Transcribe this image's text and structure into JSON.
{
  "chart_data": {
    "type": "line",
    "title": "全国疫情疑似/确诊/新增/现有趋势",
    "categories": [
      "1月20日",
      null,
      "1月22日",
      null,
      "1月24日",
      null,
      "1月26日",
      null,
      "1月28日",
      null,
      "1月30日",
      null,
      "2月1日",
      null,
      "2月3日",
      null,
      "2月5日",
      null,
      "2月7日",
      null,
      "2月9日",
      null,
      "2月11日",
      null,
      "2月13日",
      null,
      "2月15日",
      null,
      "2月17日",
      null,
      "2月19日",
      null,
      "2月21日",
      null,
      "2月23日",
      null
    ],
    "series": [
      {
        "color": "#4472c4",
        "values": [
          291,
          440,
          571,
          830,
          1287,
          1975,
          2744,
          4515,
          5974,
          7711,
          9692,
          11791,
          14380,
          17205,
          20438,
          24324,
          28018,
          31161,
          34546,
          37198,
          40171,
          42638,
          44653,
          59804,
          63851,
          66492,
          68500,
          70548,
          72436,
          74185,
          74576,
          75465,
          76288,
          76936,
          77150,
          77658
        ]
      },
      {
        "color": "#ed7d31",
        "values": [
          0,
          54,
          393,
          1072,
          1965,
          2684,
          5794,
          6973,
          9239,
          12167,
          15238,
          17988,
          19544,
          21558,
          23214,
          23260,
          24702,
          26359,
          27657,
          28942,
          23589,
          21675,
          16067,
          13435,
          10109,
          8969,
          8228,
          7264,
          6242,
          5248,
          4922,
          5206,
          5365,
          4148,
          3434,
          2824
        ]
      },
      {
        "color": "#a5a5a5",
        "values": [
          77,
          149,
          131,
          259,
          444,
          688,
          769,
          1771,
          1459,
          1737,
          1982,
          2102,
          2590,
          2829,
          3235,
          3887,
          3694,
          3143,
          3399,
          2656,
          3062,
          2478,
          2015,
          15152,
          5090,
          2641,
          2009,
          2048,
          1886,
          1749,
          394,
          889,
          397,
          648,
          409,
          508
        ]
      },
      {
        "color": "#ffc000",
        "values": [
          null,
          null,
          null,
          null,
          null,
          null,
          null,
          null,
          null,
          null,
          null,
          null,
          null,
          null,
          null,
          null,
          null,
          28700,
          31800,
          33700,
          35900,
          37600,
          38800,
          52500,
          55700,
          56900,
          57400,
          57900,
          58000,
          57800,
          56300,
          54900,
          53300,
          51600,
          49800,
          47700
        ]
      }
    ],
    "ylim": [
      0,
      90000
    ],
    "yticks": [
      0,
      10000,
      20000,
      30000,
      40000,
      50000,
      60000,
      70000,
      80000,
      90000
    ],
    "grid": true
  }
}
=-=-=
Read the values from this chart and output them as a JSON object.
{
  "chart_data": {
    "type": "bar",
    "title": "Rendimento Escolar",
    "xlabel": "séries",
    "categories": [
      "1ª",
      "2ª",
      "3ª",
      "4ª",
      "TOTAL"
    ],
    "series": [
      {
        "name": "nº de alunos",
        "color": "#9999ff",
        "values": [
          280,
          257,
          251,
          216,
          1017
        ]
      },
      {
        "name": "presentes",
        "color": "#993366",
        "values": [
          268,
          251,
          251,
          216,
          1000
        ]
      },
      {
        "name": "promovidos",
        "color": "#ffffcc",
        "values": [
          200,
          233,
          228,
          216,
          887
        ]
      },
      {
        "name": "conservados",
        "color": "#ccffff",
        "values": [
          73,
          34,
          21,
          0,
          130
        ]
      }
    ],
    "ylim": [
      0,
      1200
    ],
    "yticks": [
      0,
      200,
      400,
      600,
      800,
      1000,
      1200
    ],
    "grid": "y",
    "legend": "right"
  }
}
=-=-=
Copy each line of the listing that includes "title".

    "title": "全国疫情疑似/确诊/新增/现有趋势",
    "title": "Rendimento Escolar",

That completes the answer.